→ **Stated problem**:
Copy out all of the records below, putting "Round shape" wherever "Circle shape" appears and leaving everything else unchanged.

→ **Extracted entries**:
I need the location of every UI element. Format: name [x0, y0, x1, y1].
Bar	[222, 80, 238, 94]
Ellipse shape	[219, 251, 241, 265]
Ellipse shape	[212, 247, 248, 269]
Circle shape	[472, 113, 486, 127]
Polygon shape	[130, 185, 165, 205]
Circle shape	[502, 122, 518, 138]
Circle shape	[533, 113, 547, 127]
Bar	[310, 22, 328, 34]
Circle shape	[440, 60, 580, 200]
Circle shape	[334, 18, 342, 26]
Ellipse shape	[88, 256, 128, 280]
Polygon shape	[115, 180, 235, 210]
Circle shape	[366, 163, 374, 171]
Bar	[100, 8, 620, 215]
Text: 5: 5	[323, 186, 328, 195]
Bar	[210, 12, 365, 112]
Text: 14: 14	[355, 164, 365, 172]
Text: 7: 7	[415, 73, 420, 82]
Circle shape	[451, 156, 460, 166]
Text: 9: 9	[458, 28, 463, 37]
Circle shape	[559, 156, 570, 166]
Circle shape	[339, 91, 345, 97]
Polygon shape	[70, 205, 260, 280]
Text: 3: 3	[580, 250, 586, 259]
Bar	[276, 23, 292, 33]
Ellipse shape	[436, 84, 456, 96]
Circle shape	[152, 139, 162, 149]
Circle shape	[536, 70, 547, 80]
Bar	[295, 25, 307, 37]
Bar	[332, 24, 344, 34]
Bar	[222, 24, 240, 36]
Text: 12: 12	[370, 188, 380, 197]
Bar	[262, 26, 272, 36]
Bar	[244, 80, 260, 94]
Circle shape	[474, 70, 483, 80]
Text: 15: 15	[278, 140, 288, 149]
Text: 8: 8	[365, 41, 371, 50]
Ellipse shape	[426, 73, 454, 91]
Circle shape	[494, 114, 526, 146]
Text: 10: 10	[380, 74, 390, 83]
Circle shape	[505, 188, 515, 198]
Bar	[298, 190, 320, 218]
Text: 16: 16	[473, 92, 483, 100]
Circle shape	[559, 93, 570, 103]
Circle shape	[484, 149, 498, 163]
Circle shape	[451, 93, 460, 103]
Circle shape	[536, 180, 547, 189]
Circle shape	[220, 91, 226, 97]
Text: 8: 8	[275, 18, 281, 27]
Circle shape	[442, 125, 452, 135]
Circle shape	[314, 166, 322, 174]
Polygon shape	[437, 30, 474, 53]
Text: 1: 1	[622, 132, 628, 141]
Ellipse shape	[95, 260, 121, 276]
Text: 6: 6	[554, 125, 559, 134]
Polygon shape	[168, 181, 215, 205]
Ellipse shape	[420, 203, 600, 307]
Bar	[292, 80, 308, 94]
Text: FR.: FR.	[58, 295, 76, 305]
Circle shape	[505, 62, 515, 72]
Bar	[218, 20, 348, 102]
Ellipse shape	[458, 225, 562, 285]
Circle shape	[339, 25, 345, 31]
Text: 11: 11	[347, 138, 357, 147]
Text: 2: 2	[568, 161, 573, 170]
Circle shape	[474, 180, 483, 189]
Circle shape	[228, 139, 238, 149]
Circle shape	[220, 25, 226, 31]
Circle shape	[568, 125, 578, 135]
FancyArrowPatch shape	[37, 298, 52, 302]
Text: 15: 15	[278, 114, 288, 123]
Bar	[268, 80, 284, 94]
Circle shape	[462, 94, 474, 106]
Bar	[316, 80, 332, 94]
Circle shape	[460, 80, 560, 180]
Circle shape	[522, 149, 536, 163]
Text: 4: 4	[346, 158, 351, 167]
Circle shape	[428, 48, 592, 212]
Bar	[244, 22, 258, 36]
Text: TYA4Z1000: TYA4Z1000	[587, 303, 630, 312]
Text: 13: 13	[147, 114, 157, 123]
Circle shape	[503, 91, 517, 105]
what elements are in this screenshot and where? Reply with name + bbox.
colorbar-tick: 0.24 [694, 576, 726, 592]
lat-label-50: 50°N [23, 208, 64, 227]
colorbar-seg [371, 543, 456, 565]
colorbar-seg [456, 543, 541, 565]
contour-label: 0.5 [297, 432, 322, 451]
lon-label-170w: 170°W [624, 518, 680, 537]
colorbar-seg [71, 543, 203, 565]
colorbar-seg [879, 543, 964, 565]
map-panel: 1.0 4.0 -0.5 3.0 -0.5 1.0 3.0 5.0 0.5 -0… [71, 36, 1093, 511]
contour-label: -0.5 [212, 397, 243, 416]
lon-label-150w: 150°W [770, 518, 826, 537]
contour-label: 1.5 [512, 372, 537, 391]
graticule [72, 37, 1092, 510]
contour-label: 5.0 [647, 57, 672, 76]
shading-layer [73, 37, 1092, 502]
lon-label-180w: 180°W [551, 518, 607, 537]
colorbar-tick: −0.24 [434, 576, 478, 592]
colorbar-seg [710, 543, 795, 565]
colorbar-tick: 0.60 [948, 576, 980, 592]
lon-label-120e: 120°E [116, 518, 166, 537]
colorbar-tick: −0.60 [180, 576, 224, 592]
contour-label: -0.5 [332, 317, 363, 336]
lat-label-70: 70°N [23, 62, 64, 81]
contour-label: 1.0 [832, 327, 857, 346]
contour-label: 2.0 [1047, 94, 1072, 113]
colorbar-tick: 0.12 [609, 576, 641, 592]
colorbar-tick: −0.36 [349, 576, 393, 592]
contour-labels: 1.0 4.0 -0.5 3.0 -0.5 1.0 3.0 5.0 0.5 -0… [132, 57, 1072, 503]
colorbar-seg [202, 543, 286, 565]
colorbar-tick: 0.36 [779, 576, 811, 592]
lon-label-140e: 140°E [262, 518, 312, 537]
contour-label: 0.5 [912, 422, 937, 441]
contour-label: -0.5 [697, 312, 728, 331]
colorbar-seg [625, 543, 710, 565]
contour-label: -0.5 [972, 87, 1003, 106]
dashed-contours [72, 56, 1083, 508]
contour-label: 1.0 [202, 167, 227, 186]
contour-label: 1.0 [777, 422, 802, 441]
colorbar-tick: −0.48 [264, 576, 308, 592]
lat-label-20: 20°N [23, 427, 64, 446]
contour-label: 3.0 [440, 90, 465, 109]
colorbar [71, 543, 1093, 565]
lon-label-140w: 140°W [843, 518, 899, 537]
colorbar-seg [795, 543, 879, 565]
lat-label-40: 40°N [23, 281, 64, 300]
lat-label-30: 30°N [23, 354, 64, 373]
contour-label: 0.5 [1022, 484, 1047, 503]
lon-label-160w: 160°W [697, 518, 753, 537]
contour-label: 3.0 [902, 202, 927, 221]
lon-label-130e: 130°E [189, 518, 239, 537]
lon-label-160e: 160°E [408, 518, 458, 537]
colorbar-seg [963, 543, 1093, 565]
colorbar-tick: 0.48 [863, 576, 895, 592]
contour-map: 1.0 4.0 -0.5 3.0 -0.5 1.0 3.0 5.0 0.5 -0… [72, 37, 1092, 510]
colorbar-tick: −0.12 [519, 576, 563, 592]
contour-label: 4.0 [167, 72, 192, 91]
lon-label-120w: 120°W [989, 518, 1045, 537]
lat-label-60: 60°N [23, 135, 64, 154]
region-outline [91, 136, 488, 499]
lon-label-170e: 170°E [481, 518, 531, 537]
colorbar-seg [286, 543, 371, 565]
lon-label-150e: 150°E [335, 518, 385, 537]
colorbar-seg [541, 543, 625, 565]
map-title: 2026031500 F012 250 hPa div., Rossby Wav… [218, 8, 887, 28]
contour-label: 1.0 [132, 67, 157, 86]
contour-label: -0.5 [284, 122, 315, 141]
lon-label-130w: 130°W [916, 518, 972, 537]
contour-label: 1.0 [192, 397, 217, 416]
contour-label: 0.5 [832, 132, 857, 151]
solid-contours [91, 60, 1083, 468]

→ **Task answer**:
I need the location of every UI element. Format: name [x0, y0, x1, y1].
Bar	[222, 80, 238, 94]
Ellipse shape	[219, 251, 241, 265]
Ellipse shape	[212, 247, 248, 269]
Round shape	[472, 113, 486, 127]
Polygon shape	[130, 185, 165, 205]
Round shape	[502, 122, 518, 138]
Round shape	[533, 113, 547, 127]
Bar	[310, 22, 328, 34]
Round shape	[440, 60, 580, 200]
Round shape	[334, 18, 342, 26]
Ellipse shape	[88, 256, 128, 280]
Polygon shape	[115, 180, 235, 210]
Round shape	[366, 163, 374, 171]
Bar	[100, 8, 620, 215]
Text: 5: 5	[323, 186, 328, 195]
Bar	[210, 12, 365, 112]
Text: 14: 14	[355, 164, 365, 172]
Text: 7: 7	[415, 73, 420, 82]
Round shape	[451, 156, 460, 166]
Text: 9: 9	[458, 28, 463, 37]
Round shape	[559, 156, 570, 166]
Round shape	[339, 91, 345, 97]
Polygon shape	[70, 205, 260, 280]
Text: 3: 3	[580, 250, 586, 259]
Bar	[276, 23, 292, 33]
Ellipse shape	[436, 84, 456, 96]
Round shape	[152, 139, 162, 149]
Round shape	[536, 70, 547, 80]
Bar	[295, 25, 307, 37]
Bar	[332, 24, 344, 34]
Bar	[222, 24, 240, 36]
Text: 12: 12	[370, 188, 380, 197]
Bar	[262, 26, 272, 36]
Bar	[244, 80, 260, 94]
Round shape	[474, 70, 483, 80]
Text: 15: 15	[278, 140, 288, 149]
Text: 8: 8	[365, 41, 371, 50]
Ellipse shape	[426, 73, 454, 91]
Round shape	[494, 114, 526, 146]
Text: 10: 10	[380, 74, 390, 83]
Round shape	[505, 188, 515, 198]
Bar	[298, 190, 320, 218]
Text: 16: 16	[473, 92, 483, 100]
Round shape	[559, 93, 570, 103]
Round shape	[484, 149, 498, 163]
Round shape	[451, 93, 460, 103]
Round shape	[536, 180, 547, 189]
Round shape	[220, 91, 226, 97]
Text: 8: 8	[275, 18, 281, 27]
Round shape	[442, 125, 452, 135]
Round shape	[314, 166, 322, 174]
Polygon shape	[437, 30, 474, 53]
Text: 1: 1	[622, 132, 628, 141]
Ellipse shape	[95, 260, 121, 276]
Text: 6: 6	[554, 125, 559, 134]
Polygon shape	[168, 181, 215, 205]
Ellipse shape	[420, 203, 600, 307]
Bar	[292, 80, 308, 94]
Text: FR.: FR.	[58, 295, 76, 305]
Round shape	[505, 62, 515, 72]
Bar	[218, 20, 348, 102]
Ellipse shape	[458, 225, 562, 285]
Round shape	[339, 25, 345, 31]
Text: 11: 11	[347, 138, 357, 147]
Text: 2: 2	[568, 161, 573, 170]
Round shape	[474, 180, 483, 189]
Round shape	[228, 139, 238, 149]
Round shape	[220, 25, 226, 31]
Round shape	[568, 125, 578, 135]
FancyArrowPatch shape	[37, 298, 52, 302]
Text: 15: 15	[278, 114, 288, 123]
Bar	[268, 80, 284, 94]
Round shape	[462, 94, 474, 106]
Bar	[316, 80, 332, 94]
Round shape	[460, 80, 560, 180]
Round shape	[522, 149, 536, 163]
Text: 4: 4	[346, 158, 351, 167]
Round shape	[428, 48, 592, 212]
Bar	[244, 22, 258, 36]
Text: TYA4Z1000: TYA4Z1000	[587, 303, 630, 312]
Text: 13: 13	[147, 114, 157, 123]
Round shape	[503, 91, 517, 105]
what elements are in this screenshot and where? Reply with name + bbox.
colorbar-tick: 0.24 [694, 576, 726, 592]
lat-label-50: 50°N [23, 208, 64, 227]
colorbar-seg [371, 543, 456, 565]
colorbar-seg [456, 543, 541, 565]
contour-label: 0.5 [297, 432, 322, 451]
lon-label-170w: 170°W [624, 518, 680, 537]
colorbar-seg [71, 543, 203, 565]
colorbar-seg [879, 543, 964, 565]
map-panel: 1.0 4.0 -0.5 3.0 -0.5 1.0 3.0 5.0 0.5 -0… [71, 36, 1093, 511]
contour-label: -0.5 [212, 397, 243, 416]
lon-label-150w: 150°W [770, 518, 826, 537]
contour-label: 1.5 [512, 372, 537, 391]
graticule [72, 37, 1092, 510]
contour-label: 5.0 [647, 57, 672, 76]
shading-layer [73, 37, 1092, 502]
lon-label-180w: 180°W [551, 518, 607, 537]
colorbar-tick: −0.24 [434, 576, 478, 592]
colorbar-seg [710, 543, 795, 565]
colorbar-tick: 0.60 [948, 576, 980, 592]
lon-label-120e: 120°E [116, 518, 166, 537]
colorbar-tick: −0.60 [180, 576, 224, 592]
contour-label: -0.5 [332, 317, 363, 336]
lat-label-70: 70°N [23, 62, 64, 81]
contour-label: 1.0 [832, 327, 857, 346]
contour-label: 2.0 [1047, 94, 1072, 113]
colorbar-tick: 0.12 [609, 576, 641, 592]
colorbar-tick: −0.36 [349, 576, 393, 592]
contour-labels: 1.0 4.0 -0.5 3.0 -0.5 1.0 3.0 5.0 0.5 -0… [132, 57, 1072, 503]
colorbar-seg [202, 543, 286, 565]
colorbar-tick: 0.36 [779, 576, 811, 592]
lon-label-140e: 140°E [262, 518, 312, 537]
contour-label: 0.5 [912, 422, 937, 441]
contour-label: -0.5 [697, 312, 728, 331]
colorbar-seg [625, 543, 710, 565]
contour-label: -0.5 [972, 87, 1003, 106]
dashed-contours [72, 56, 1083, 508]
contour-label: 1.0 [202, 167, 227, 186]
contour-label: 1.0 [777, 422, 802, 441]
colorbar-tick: −0.48 [264, 576, 308, 592]
lat-label-20: 20°N [23, 427, 64, 446]
contour-label: 3.0 [440, 90, 465, 109]
colorbar [71, 543, 1093, 565]
lon-label-140w: 140°W [843, 518, 899, 537]
colorbar-seg [795, 543, 879, 565]
lat-label-40: 40°N [23, 281, 64, 300]
lat-label-30: 30°N [23, 354, 64, 373]
contour-label: 0.5 [1022, 484, 1047, 503]
lon-label-160w: 160°W [697, 518, 753, 537]
contour-label: 3.0 [902, 202, 927, 221]
lon-label-130e: 130°E [189, 518, 239, 537]
lon-label-160e: 160°E [408, 518, 458, 537]
colorbar-seg [963, 543, 1093, 565]
colorbar-tick: 0.48 [863, 576, 895, 592]
contour-map: 1.0 4.0 -0.5 3.0 -0.5 1.0 3.0 5.0 0.5 -0… [72, 37, 1092, 510]
colorbar-tick: −0.12 [519, 576, 563, 592]
contour-label: 4.0 [167, 72, 192, 91]
lon-label-120w: 120°W [989, 518, 1045, 537]
lat-label-60: 60°N [23, 135, 64, 154]
region-outline [91, 136, 488, 499]
lon-label-170e: 170°E [481, 518, 531, 537]
colorbar-seg [286, 543, 371, 565]
lon-label-150e: 150°E [335, 518, 385, 537]
colorbar-seg [541, 543, 625, 565]
map-title: 2026031500 F012 250 hPa div., Rossby Wav… [218, 8, 887, 28]
contour-label: 1.0 [132, 67, 157, 86]
contour-label: -0.5 [284, 122, 315, 141]
lon-label-130w: 130°W [916, 518, 972, 537]
contour-label: 1.0 [192, 397, 217, 416]
contour-label: 0.5 [832, 132, 857, 151]
solid-contours [91, 60, 1083, 468]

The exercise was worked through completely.